WORK TO BE COMPLETED:
Keep only the lines of the data below that contain "Brix", and copy them.

GIVEN DATA:

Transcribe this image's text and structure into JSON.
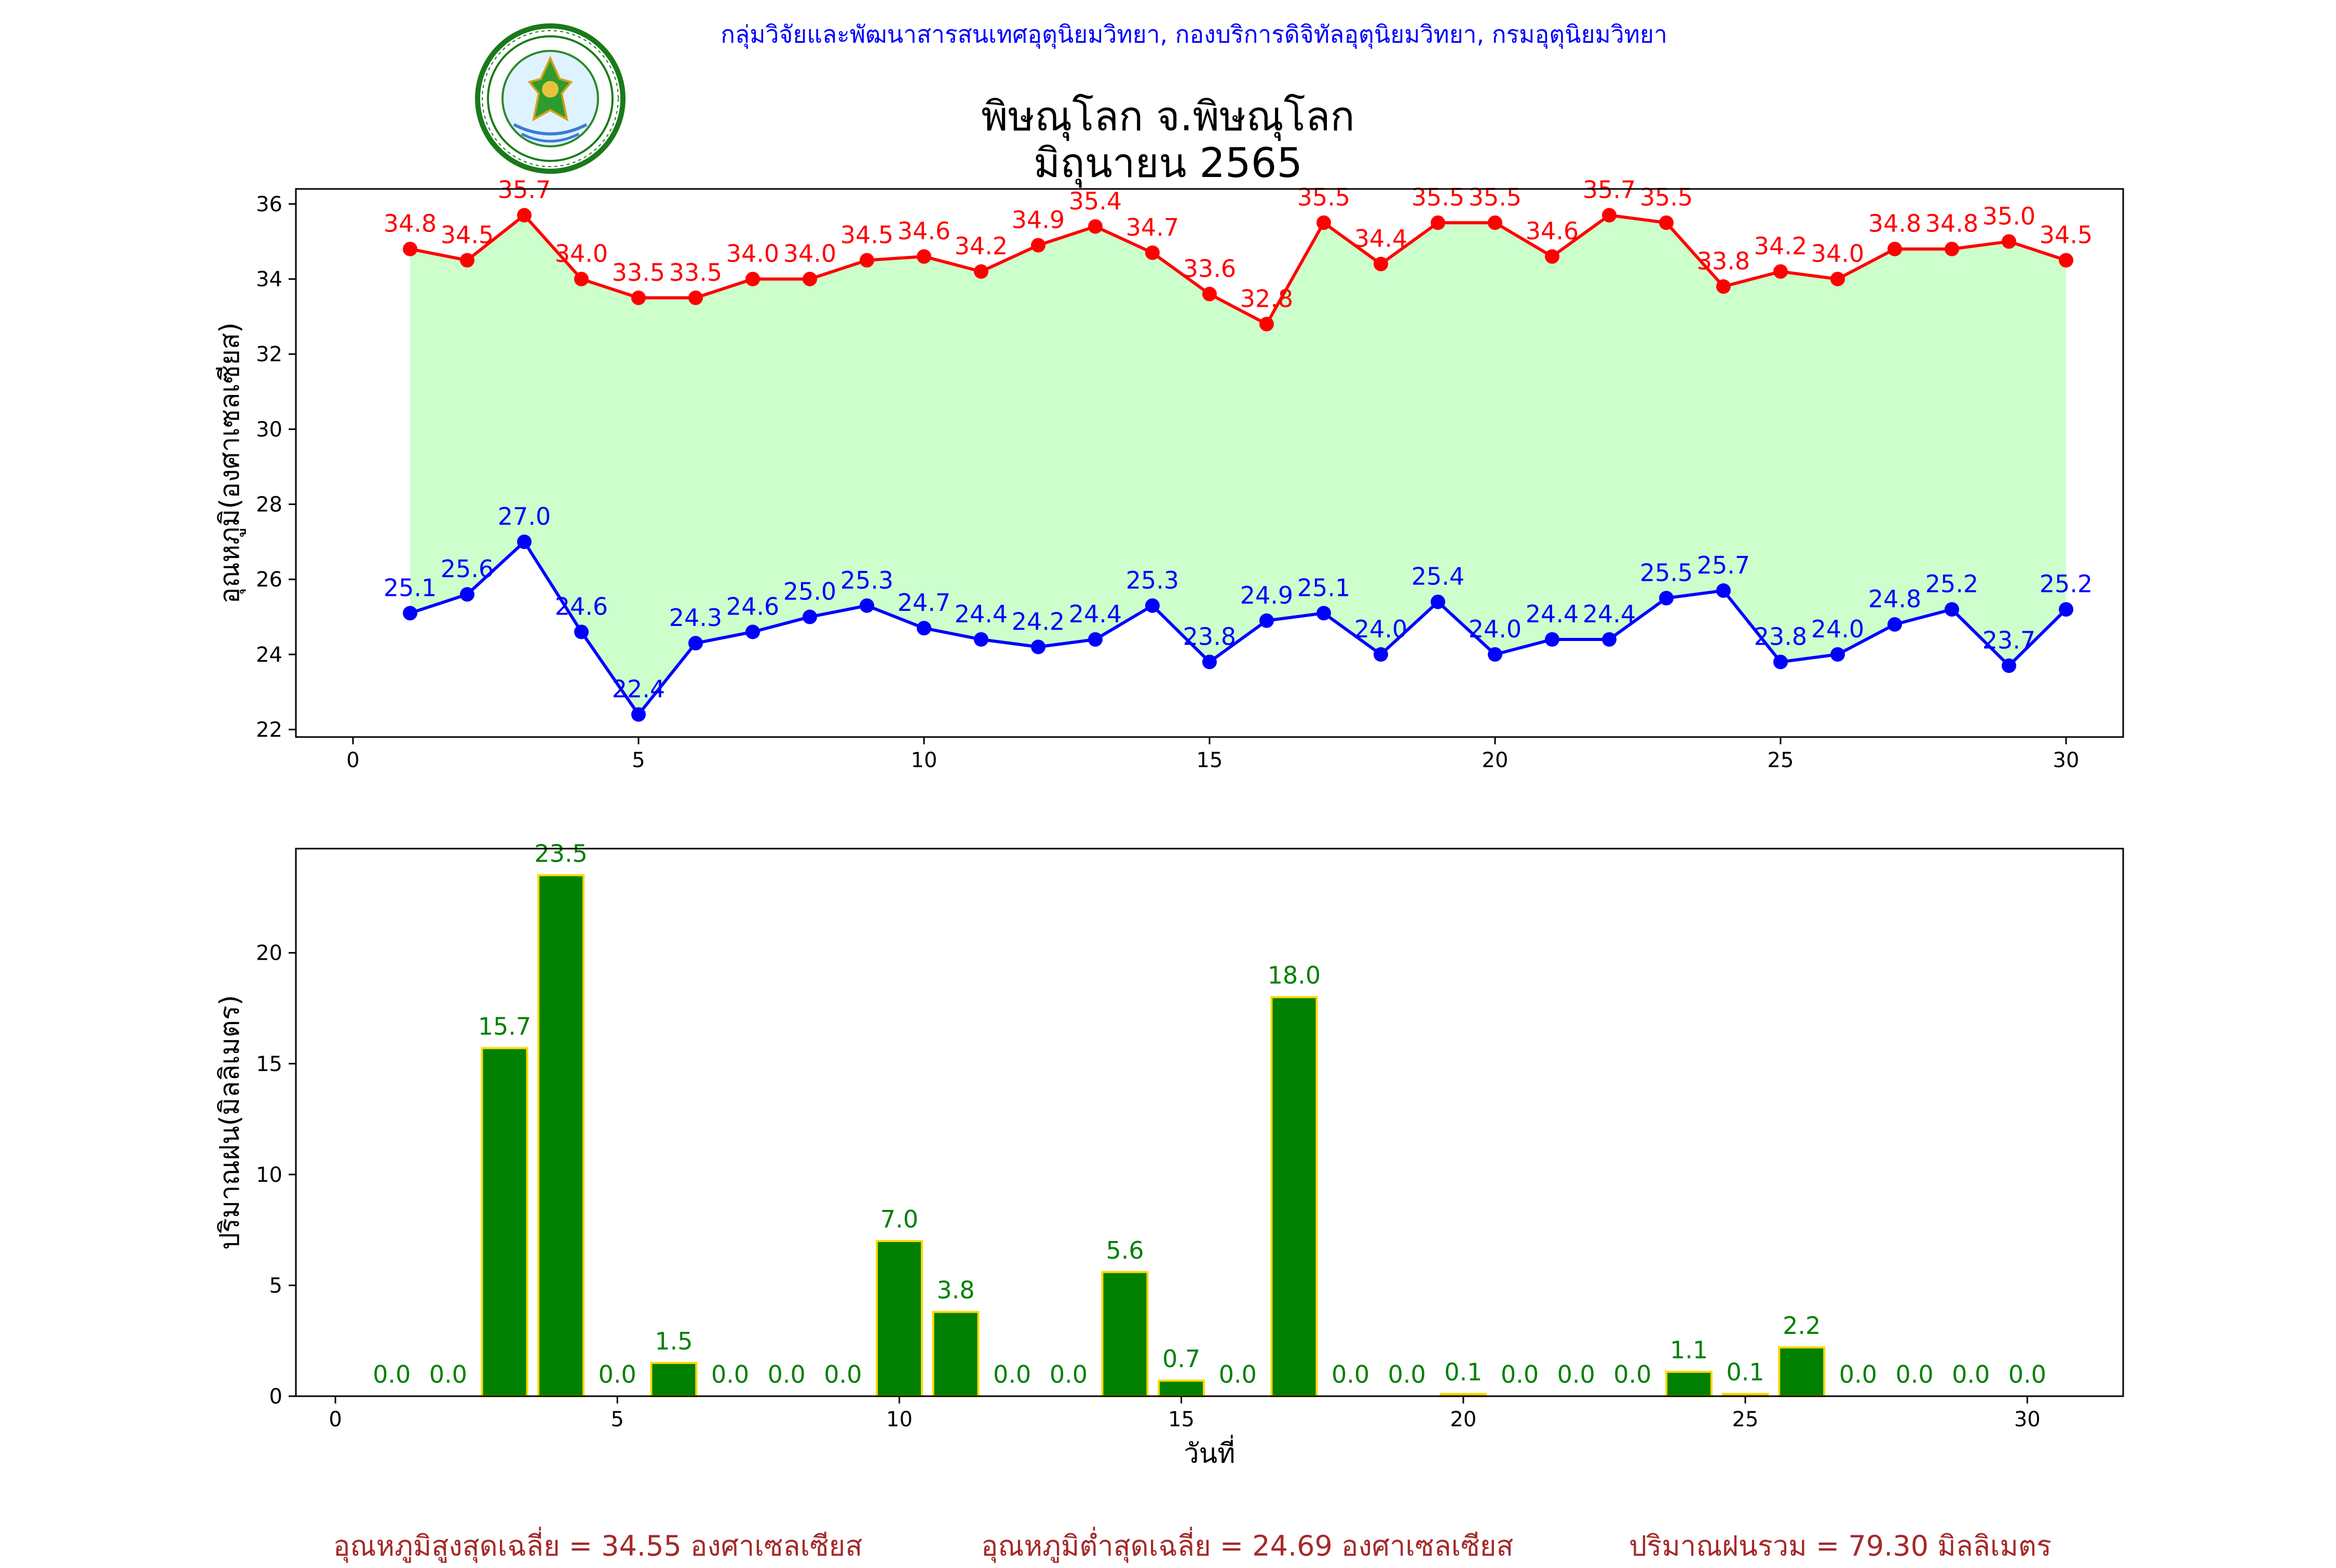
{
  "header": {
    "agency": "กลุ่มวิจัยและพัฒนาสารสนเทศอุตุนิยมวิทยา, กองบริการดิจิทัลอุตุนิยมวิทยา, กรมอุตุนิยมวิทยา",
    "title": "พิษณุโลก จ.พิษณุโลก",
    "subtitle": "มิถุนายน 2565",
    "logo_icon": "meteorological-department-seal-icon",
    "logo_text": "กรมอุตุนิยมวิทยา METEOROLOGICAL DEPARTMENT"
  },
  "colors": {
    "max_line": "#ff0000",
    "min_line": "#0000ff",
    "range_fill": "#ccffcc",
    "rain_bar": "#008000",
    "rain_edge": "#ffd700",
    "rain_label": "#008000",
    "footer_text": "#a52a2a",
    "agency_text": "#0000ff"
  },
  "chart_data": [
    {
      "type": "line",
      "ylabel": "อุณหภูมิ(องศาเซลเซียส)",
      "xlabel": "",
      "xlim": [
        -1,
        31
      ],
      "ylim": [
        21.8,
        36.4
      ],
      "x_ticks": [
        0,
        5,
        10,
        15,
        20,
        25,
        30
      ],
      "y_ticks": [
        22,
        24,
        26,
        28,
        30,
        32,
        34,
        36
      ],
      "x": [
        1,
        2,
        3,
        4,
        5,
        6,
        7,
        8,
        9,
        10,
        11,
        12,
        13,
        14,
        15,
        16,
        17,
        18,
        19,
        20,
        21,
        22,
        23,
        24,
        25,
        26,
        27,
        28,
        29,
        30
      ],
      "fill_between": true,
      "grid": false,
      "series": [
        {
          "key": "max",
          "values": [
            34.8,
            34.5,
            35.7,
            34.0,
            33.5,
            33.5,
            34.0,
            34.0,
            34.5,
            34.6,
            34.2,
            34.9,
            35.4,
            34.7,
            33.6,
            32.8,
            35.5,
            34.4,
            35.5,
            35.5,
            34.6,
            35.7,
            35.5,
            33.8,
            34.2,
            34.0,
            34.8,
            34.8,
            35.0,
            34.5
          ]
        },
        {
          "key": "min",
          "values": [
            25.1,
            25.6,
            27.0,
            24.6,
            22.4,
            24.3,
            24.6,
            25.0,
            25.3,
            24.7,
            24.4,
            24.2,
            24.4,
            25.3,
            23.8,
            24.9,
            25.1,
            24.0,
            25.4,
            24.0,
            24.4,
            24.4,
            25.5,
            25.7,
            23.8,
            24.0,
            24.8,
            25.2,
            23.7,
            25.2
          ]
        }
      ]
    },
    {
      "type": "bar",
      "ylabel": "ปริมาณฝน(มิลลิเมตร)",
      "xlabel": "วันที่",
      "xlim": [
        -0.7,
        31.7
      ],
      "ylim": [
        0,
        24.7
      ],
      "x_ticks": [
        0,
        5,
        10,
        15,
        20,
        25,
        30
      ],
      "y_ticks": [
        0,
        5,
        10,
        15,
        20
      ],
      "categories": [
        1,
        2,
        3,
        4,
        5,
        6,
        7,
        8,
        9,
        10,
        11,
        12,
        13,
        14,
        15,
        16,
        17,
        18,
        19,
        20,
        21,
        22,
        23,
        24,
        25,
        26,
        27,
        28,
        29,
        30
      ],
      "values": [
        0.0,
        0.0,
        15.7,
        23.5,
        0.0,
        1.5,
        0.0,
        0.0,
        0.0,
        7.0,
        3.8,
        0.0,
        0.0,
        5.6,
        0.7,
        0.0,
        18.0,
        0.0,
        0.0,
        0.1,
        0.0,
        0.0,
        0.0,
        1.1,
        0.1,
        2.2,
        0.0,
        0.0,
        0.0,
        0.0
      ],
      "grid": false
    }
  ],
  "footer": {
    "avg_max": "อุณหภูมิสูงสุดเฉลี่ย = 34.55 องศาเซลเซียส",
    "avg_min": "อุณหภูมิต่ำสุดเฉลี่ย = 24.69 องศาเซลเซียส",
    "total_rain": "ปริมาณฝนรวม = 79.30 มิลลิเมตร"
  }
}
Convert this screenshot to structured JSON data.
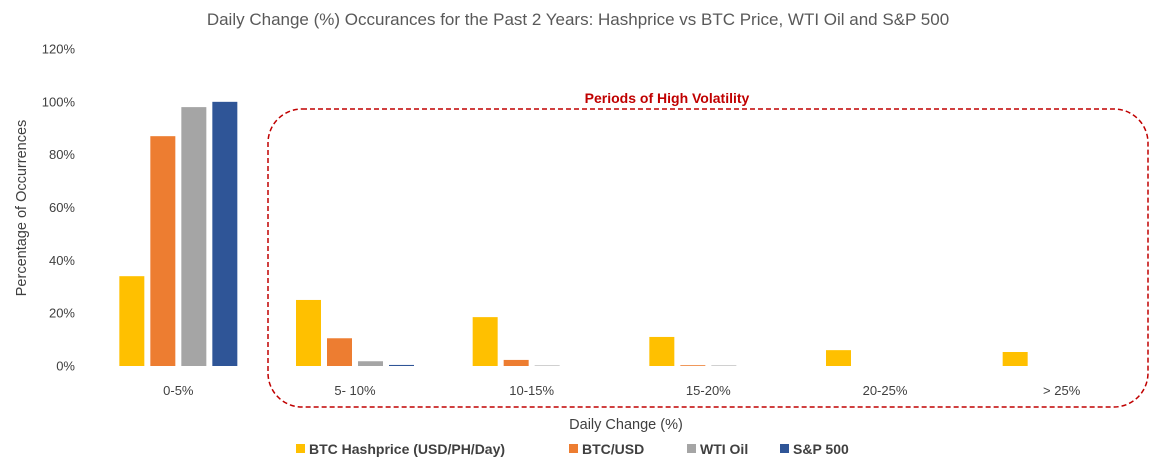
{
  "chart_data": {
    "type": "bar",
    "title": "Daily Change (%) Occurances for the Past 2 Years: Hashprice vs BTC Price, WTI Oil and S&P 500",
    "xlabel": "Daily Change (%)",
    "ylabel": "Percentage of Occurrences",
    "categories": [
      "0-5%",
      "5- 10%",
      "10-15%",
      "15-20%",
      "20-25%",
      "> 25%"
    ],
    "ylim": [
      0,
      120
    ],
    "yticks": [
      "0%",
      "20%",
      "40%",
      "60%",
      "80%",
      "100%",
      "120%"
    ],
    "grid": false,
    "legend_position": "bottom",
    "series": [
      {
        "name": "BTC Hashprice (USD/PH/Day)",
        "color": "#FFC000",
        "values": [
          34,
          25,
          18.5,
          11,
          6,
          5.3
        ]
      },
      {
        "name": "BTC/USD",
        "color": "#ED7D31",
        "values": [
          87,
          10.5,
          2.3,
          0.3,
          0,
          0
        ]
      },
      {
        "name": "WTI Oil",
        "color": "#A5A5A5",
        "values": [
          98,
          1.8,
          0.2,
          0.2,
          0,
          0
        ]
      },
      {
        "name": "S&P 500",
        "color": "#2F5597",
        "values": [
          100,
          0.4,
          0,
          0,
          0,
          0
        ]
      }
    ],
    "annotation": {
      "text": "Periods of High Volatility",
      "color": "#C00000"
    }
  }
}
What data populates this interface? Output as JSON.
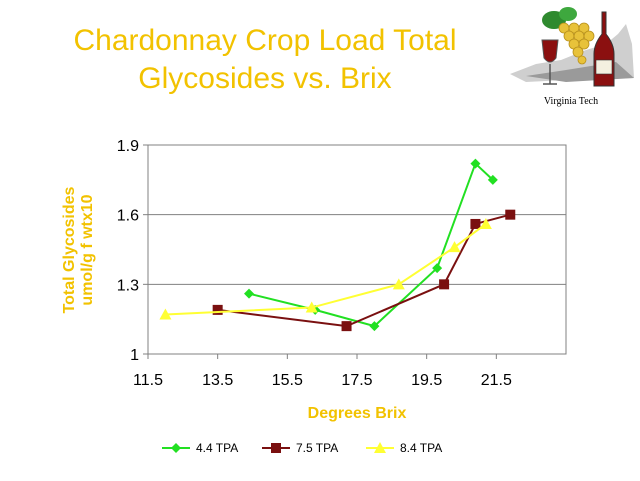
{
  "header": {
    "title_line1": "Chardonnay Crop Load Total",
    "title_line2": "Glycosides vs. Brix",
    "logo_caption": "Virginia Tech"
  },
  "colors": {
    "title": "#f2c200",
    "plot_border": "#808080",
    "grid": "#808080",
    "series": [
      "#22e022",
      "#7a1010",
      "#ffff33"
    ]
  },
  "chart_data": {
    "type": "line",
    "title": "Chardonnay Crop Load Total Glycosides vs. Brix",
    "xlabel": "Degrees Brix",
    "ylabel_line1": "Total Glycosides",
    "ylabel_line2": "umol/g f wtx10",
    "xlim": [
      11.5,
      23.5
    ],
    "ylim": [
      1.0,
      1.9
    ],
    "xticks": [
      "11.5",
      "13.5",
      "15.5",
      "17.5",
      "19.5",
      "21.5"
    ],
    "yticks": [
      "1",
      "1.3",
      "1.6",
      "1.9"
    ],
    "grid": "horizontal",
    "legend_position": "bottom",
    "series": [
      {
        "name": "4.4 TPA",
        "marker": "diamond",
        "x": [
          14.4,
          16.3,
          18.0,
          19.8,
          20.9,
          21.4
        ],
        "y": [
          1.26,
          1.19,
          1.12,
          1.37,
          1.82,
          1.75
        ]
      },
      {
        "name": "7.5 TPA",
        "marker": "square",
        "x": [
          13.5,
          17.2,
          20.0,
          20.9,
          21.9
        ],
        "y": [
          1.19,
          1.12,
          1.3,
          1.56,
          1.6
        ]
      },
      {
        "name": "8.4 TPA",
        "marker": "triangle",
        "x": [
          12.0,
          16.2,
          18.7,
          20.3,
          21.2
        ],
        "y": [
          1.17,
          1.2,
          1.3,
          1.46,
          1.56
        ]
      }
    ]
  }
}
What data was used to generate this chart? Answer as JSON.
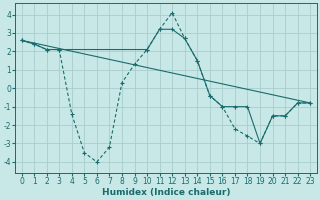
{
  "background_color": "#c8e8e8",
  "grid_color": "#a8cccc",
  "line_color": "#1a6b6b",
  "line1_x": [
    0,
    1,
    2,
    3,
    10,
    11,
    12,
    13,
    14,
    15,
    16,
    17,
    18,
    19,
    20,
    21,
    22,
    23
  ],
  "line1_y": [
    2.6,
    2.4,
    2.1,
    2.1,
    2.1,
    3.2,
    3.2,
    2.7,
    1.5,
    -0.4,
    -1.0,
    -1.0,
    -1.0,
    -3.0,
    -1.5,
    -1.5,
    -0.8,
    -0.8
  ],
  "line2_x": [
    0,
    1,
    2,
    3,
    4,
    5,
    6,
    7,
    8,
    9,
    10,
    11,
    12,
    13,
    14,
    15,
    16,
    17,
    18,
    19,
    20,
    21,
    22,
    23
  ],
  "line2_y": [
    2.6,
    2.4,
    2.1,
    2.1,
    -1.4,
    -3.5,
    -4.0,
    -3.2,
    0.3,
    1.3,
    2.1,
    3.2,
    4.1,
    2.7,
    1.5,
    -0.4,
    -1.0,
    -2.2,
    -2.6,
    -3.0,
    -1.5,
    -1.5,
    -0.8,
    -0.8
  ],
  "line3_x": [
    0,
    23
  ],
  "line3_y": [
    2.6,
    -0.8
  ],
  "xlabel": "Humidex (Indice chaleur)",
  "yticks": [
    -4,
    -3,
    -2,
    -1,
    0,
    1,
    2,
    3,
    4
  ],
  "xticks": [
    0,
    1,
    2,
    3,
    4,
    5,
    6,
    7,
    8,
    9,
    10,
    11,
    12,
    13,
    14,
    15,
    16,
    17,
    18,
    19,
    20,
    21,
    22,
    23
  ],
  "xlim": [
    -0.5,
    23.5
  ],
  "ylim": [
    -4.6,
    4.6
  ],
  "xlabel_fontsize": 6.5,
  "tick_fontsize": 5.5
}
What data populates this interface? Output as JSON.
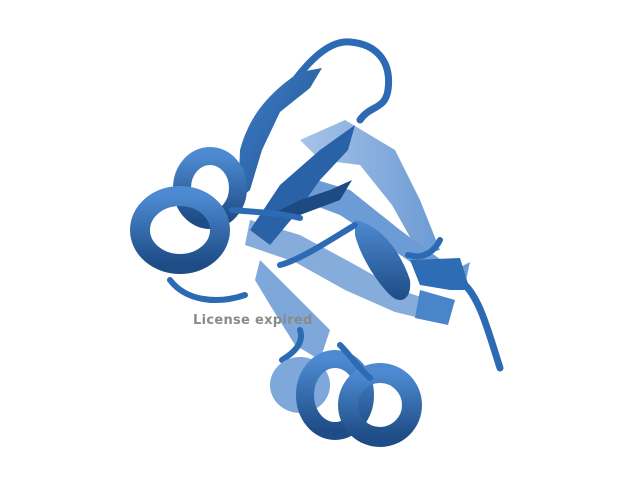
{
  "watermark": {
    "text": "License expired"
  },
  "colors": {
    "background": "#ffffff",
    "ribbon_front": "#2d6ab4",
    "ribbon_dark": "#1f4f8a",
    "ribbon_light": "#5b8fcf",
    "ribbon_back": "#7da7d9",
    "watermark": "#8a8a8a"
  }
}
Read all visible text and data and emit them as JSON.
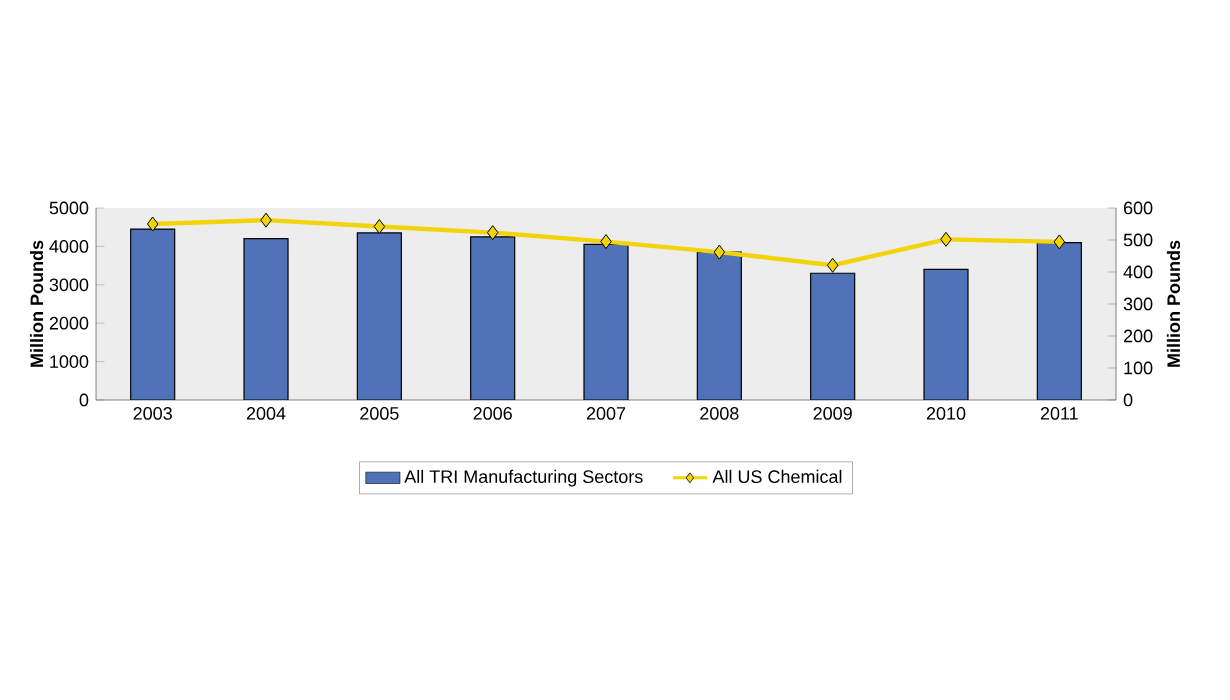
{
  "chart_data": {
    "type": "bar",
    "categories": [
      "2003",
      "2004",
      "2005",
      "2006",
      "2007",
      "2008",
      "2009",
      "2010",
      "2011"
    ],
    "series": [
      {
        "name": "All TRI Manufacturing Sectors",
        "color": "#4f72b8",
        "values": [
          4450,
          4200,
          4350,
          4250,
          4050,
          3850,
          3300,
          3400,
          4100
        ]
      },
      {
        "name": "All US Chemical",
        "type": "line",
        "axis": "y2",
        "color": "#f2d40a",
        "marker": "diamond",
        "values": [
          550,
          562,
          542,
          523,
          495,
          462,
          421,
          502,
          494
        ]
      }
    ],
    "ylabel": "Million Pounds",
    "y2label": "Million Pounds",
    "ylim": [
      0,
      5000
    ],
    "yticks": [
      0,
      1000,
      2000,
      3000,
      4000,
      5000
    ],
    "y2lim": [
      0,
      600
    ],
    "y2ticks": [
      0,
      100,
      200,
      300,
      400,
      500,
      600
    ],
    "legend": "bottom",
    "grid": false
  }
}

FINISHED TASK:
    "title_line2": "Glycosides vs. Brix",
    "title": "Chardonnay Crop Load Total Glycosides vs. Brix",
    "xlabel": "Degrees Brix",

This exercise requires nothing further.